[START OF DATA SUPPLIED]
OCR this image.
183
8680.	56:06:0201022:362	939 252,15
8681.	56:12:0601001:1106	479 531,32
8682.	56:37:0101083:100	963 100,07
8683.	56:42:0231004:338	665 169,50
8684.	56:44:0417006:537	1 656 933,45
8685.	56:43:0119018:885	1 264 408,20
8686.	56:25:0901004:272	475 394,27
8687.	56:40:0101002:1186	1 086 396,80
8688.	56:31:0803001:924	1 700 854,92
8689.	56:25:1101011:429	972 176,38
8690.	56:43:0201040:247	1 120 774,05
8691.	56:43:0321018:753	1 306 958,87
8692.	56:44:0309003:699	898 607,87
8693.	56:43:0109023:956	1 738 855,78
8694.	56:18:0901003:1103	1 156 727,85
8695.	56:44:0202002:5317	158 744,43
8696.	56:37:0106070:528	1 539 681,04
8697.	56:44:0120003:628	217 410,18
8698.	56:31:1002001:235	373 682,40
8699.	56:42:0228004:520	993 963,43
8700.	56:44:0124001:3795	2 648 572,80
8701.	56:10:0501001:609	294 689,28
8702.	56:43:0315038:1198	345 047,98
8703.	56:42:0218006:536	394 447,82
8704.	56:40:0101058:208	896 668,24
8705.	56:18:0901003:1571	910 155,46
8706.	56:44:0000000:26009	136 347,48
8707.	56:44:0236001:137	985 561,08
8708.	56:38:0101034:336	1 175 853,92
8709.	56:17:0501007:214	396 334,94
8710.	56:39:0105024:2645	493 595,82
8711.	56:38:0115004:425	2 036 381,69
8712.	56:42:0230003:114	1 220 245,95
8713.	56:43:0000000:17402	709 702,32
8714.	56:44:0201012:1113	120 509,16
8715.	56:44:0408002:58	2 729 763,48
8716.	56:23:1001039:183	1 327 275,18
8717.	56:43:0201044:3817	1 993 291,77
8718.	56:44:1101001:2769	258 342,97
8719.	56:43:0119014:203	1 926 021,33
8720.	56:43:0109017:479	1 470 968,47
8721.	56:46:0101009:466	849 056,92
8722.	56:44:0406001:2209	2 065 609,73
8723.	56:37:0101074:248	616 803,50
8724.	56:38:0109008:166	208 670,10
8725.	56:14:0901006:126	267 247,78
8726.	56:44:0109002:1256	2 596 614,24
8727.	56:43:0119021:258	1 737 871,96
[END OF DATA SUPPLIED]
◆ WRITTEN EXERCISE ◆
Type out the full listing again, exactly as given.

◆ TASK ANSWER ◆
OCR this image.
183
8680.	56:06:0201022:362	939 252,15
8681.	56:12:0601001:1106	479 531,32
8682.	56:37:0101083:100	963 100,07
8683.	56:42:0231004:338	665 169,50
8684.	56:44:0417006:537	1 656 933,45
8685.	56:43:0119018:885	1 264 408,20
8686.	56:25:0901004:272	475 394,27
8687.	56:40:0101002:1186	1 086 396,80
8688.	56:31:0803001:924	1 700 854,92
8689.	56:25:1101011:429	972 176,38
8690.	56:43:0201040:247	1 120 774,05
8691.	56:43:0321018:753	1 306 958,87
8692.	56:44:0309003:699	898 607,87
8693.	56:43:0109023:956	1 738 855,78
8694.	56:18:0901003:1103	1 156 727,85
8695.	56:44:0202002:5317	158 744,43
8696.	56:37:0106070:528	1 539 681,04
8697.	56:44:0120003:628	217 410,18
8698.	56:31:1002001:235	373 682,40
8699.	56:42:0228004:520	993 963,43
8700.	56:44:0124001:3795	2 648 572,80
8701.	56:10:0501001:609	294 689,28
8702.	56:43:0315038:1198	345 047,98
8703.	56:42:0218006:536	394 447,82
8704.	56:40:0101058:208	896 668,24
8705.	56:18:0901003:1571	910 155,46
8706.	56:44:0000000:26009	136 347,48
8707.	56:44:0236001:137	985 561,08
8708.	56:38:0101034:336	1 175 853,92
8709.	56:17:0501007:214	396 334,94
8710.	56:39:0105024:2645	493 595,82
8711.	56:38:0115004:425	2 036 381,69
8712.	56:42:0230003:114	1 220 245,95
8713.	56:43:0000000:17402	709 702,32
8714.	56:44:0201012:1113	120 509,16
8715.	56:44:0408002:58	2 729 763,48
8716.	56:23:1001039:183	1 327 275,18
8717.	56:43:0201044:3817	1 993 291,77
8718.	56:44:1101001:2769	258 342,97
8719.	56:43:0119014:203	1 926 021,33
8720.	56:43:0109017:479	1 470 968,47
8721.	56:46:0101009:466	849 056,92
8722.	56:44:0406001:2209	2 065 609,73
8723.	56:37:0101074:248	616 803,50
8724.	56:38:0109008:166	208 670,10
8725.	56:14:0901006:126	267 247,78
8726.	56:44:0109002:1256	2 596 614,24
8727.	56:43:0119021:258	1 737 871,96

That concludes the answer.